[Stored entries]
▼

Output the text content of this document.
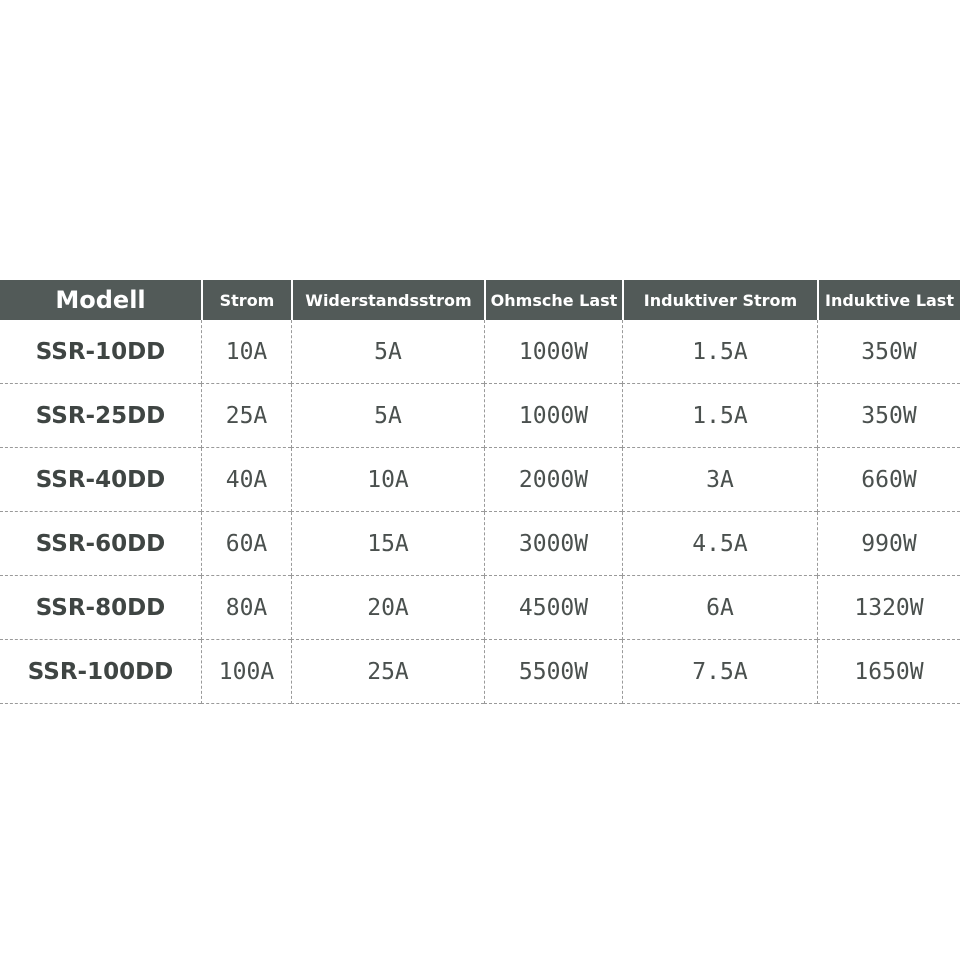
Modell	Strom	Widerstandsstrom	Ohmsche Last	Induktiver Strom	Induktive Last
SSR-10DD	10A	5A	1000W	1.5A	350W
SSR-25DD	25A	5A	1000W	1.5A	350W
SSR-40DD	40A	10A	2000W	3A	660W
SSR-60DD	60A	15A	3000W	4.5A	990W
SSR-80DD	80A	20A	4500W	6A	1320W
SSR-100DD	100A	25A	5500W	7.5A	1650W
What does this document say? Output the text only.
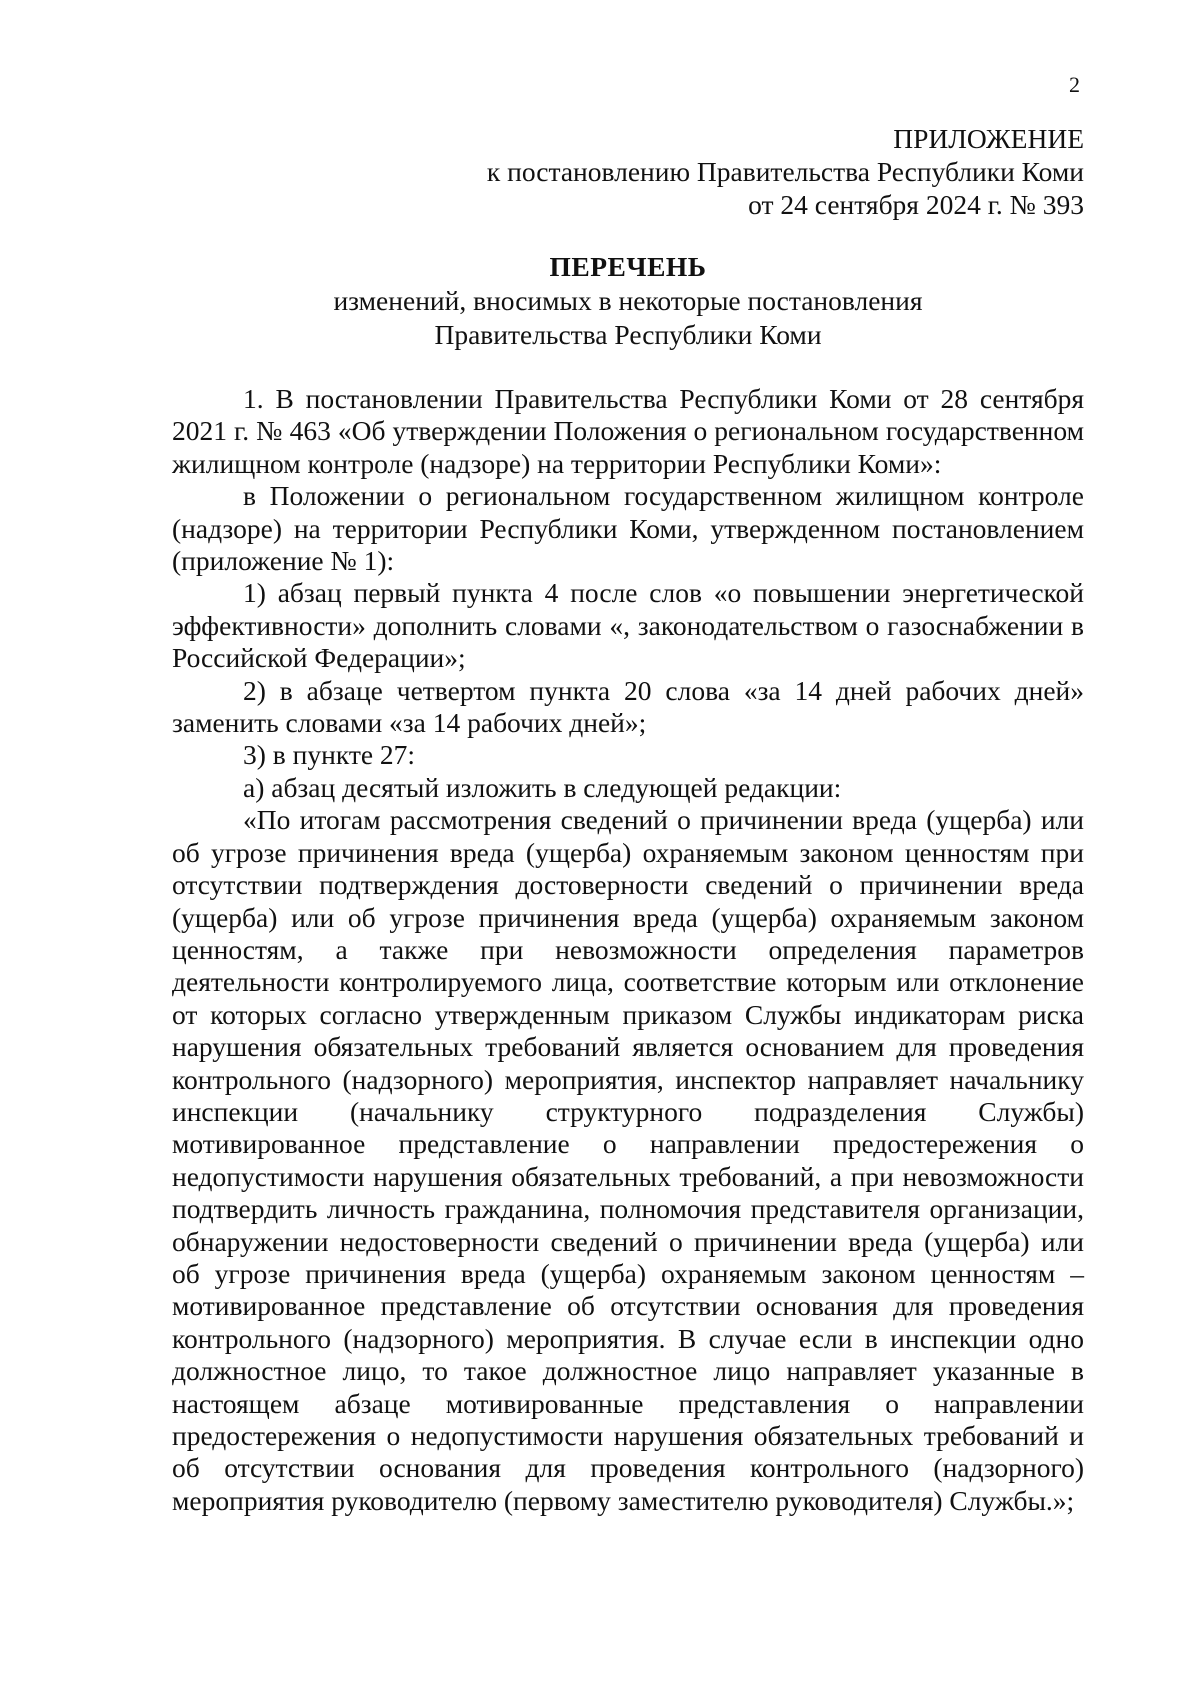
2
ПРИЛОЖЕНИЕ
к постановлению Правительства Республики Коми
от 24 сентября 2024 г. № 393
ПЕРЕЧЕНЬ
изменений, вносимых в некоторые постановления
Правительства Республики Коми

1. В постановлении Правительства Республики Коми от 28 сентября 2021 г. № 463 «Об утверждении Положения о региональном государственном жилищном контроле (надзоре) на территории Республики Коми»:

в Положении о региональном государственном жилищном контроле (надзоре) на территории Республики Коми, утвержденном постановлением (приложение № 1):

1) абзац первый пункта 4 после слов «о повышении энергетической эффективности» дополнить словами «, законодательством о газоснабжении в Российской Федерации»;

2) в абзаце четвертом пункта 20 слова «за 14 дней рабочих дней» заменить словами «за 14 рабочих дней»;

3) в пункте 27:

а) абзац десятый изложить в следующей редакции:

«По итогам рассмотрения сведений о причинении вреда (ущерба) или об угрозе причинения вреда (ущерба) охраняемым законом ценностям при отсутствии подтверждения достоверности сведений о причинении вреда (ущерба) или об угрозе причинения вреда (ущерба) охраняемым законом ценностям, а также при невозможности определения параметров деятельности контролируемого лица, соответствие которым или отклонение от которых согласно утвержденным приказом Службы индикаторам риска нарушения обязательных требований является основанием для проведения контрольного (надзорного) мероприятия, инспектор направляет начальнику инспекции (начальнику структурного подразделения Службы) мотивированное представление о направлении предостережения о недопустимости нарушения обязательных требований, а при невозможности подтвердить личность гражданина, полномочия представителя организации, обнаружении недостоверности сведений о причинении вреда (ущерба) или об угрозе причинения вреда (ущерба) охраняемым законом ценностям – мотивированное представление об отсутствии основания для проведения контрольного (надзорного) мероприятия. В случае если в инспекции одно должностное лицо, то такое должностное лицо направляет указанные в настоящем абзаце мотивированные представления о направлении предостережения о недопустимости нарушения обязательных требований и об отсутствии основания для проведения контрольного (надзорного) мероприятия руководителю (первому заместителю руководителя) Службы.»;
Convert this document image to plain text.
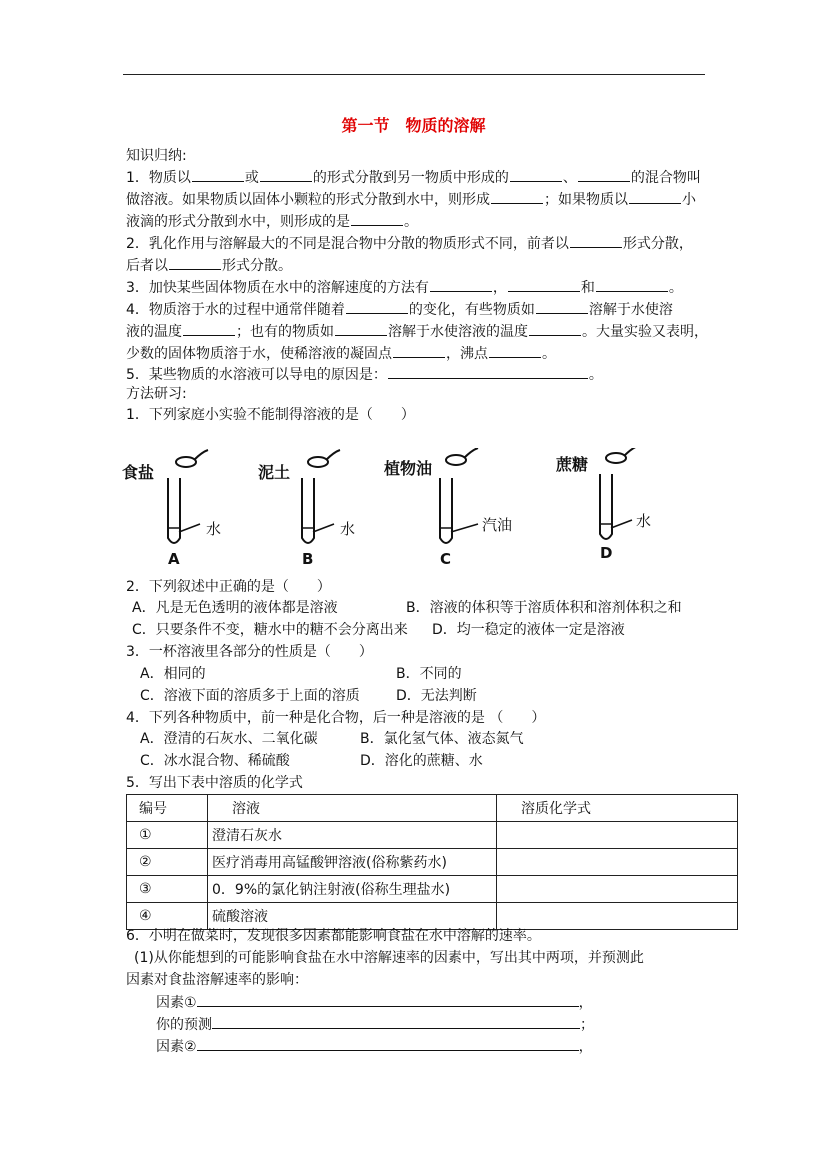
第一节　物质的溶解
知识归纳:
1．物质以	或	的形式分散到另一物质中形成的	、	的混合物叫
做溶液。如果物质以固体小颗粒的形式分散到水中，则形成	；如果物质以	小
液滴的形式分散到水中，则形成的是	。
2．乳化作用与溶解最大的不同是混合物中分散的物质形式不同，前者以	形式分散，
后者以	形式分散。
3．加快某些固体物质在水中的溶解速度的方法有	，	和	。
4．物质溶于水的过程中通常伴随着	的变化，有些物质如	溶解于水使溶
液的温度	；也有的物质如	溶解于水使溶液的温度	。大量实验又表明，
少数的固体物质溶于水，使稀溶液的凝固点	，沸点	。
5．某些物质的水溶液可以导电的原因是：	。
方法研习:
1．下列家庭小实验不能制得溶液的是（　　）
食盐
水
A
泥土
水
B
植物油
汽油
C
蔗糖
水
D
2．下列叙述中正确的是（　　）
A．凡是无色透明的液体都是溶液	B．溶液的体积等于溶质体积和溶剂体积之和
C．只要条件不变，糖水中的糖不会分离出来 D．均一稳定的液体一定是溶液
3．一杯溶液里各部分的性质是（　　）
A．相同的	B．不同的
C．溶液下面的溶质多于上面的溶质	D．无法判断
4．下列各种物质中，前一种是化合物，后一种是溶液的是 （　　）
A．澄清的石灰水、二氧化碳	B．氯化氢气体、液态氮气
C．冰水混合物、稀硫酸	D．溶化的蔗糖、水
5．写出下表中溶质的化学式
编号	溶液	溶质化学式
①	澄清石灰水	
②	医疗消毒用高锰酸钾溶液(俗称紫药水)	
③	0．9%的氯化钠注射液(俗称生理盐水)	
④	硫酸溶液	
6．小明在做菜时，发现很多因素都能影响食盐在水中溶解的速率。
(1)从你能想到的可能影响食盐在水中溶解速率的因素中，写出其中两项，并预测此
因素对食盐溶解速率的影响：
因素①	，
你的预测	；
因素②	，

▲

● **Required work**: Print the full listing exactly, dropping the pictures.

● **Solution to the problem**:
Output the text content of this document.
Modell	Strom	Widerstandsstrom	Ohmsche Last	Induktiver Strom	Induktive Last
SSR-10DD	10A	5A	1000W	1.5A	350W
SSR-25DD	25A	5A	1000W	1.5A	350W
SSR-40DD	40A	10A	2000W	3A	660W
SSR-60DD	60A	15A	3000W	4.5A	990W
SSR-80DD	80A	20A	4500W	6A	1320W
SSR-100DD	100A	25A	5500W	7.5A	1650W
What does this document say? Output the text only.
2
ПРИЛОЖЕНИЕ
к постановлению Правительства Республики Коми
от 24 сентября 2024 г. № 393
ПЕРЕЧЕНЬ
изменений, вносимых в некоторые постановления
Правительства Республики Коми

1. В постановлении Правительства Республики Коми от 28 сентября 2021 г. № 463 «Об утверждении Положения о региональном государственном жилищном контроле (надзоре) на территории Республики Коми»:

в Положении о региональном государственном жилищном контроле (надзоре) на территории Республики Коми, утвержденном постановлением (приложение № 1):

1) абзац первый пункта 4 после слов «о повышении энергетической эффективности» дополнить словами «, законодательством о газоснабжении в Российской Федерации»;

2) в абзаце четвертом пункта 20 слова «за 14 дней рабочих дней» заменить словами «за 14 рабочих дней»;

3) в пункте 27:

а) абзац десятый изложить в следующей редакции:

«По итогам рассмотрения сведений о причинении вреда (ущерба) или об угрозе причинения вреда (ущерба) охраняемым законом ценностям при отсутствии подтверждения достоверности сведений о причинении вреда (ущерба) или об угрозе причинения вреда (ущерба) охраняемым законом ценностям, а также при невозможности определения параметров деятельности контролируемого лица, соответствие которым или отклонение от которых согласно утвержденным приказом Службы индикаторам риска нарушения обязательных требований является основанием для проведения контрольного (надзорного) мероприятия, инспектор направляет начальнику инспекции (начальнику структурного подразделения Службы) мотивированное представление о направлении предостережения о недопустимости нарушения обязательных требований, а при невозможности подтвердить личность гражданина, полномочия представителя организации, обнаружении недостоверности сведений о причинении вреда (ущерба) или об угрозе причинения вреда (ущерба) охраняемым законом ценностям – мотивированное представление об отсутствии основания для проведения контрольного (надзорного) мероприятия. В случае если в инспекции одно должностное лицо, то такое должностное лицо направляет указанные в настоящем абзаце мотивированные представления о направлении предостережения о недопустимости нарушения обязательных требований и об отсутствии основания для проведения контрольного (надзорного) мероприятия руководителю (первому заместителю руководителя) Службы.»;
Convert this document image to plain text.
第一节　物质的溶解
知识归纳:
1．物质以	或	的形式分散到另一物质中形成的	、	的混合物叫
做溶液。如果物质以固体小颗粒的形式分散到水中，则形成	；如果物质以	小
液滴的形式分散到水中，则形成的是	。
2．乳化作用与溶解最大的不同是混合物中分散的物质形式不同，前者以	形式分散，
后者以	形式分散。
3．加快某些固体物质在水中的溶解速度的方法有	，	和	。
4．物质溶于水的过程中通常伴随着	的变化，有些物质如	溶解于水使溶
液的温度	；也有的物质如	溶解于水使溶液的温度	。大量实验又表明，
少数的固体物质溶于水，使稀溶液的凝固点	，沸点	。
5．某些物质的水溶液可以导电的原因是：	。
方法研习:
1．下列家庭小实验不能制得溶液的是（　　）
食盐
水
A
泥土
水
B
植物油
汽油
C
蔗糖
水
D
2．下列叙述中正确的是（　　）
A．凡是无色透明的液体都是溶液	B．溶液的体积等于溶质体积和溶剂体积之和
C．只要条件不变，糖水中的糖不会分离出来 D．均一稳定的液体一定是溶液
3．一杯溶液里各部分的性质是（　　）
A．相同的	B．不同的
C．溶液下面的溶质多于上面的溶质	D．无法判断
4．下列各种物质中，前一种是化合物，后一种是溶液的是 （　　）
A．澄清的石灰水、二氧化碳	B．氯化氢气体、液态氮气
C．冰水混合物、稀硫酸	D．溶化的蔗糖、水
5．写出下表中溶质的化学式
编号	溶液	溶质化学式
①	澄清石灰水	
②	医疗消毒用高锰酸钾溶液(俗称紫药水)	
③	0．9%的氯化钠注射液(俗称生理盐水)	
④	硫酸溶液	
6．小明在做菜时，发现很多因素都能影响食盐在水中溶解的速率。
(1)从你能想到的可能影响食盐在水中溶解速率的因素中，写出其中两项，并预测此
因素对食盐溶解速率的影响：
因素①	，
你的预测	；
因素②	，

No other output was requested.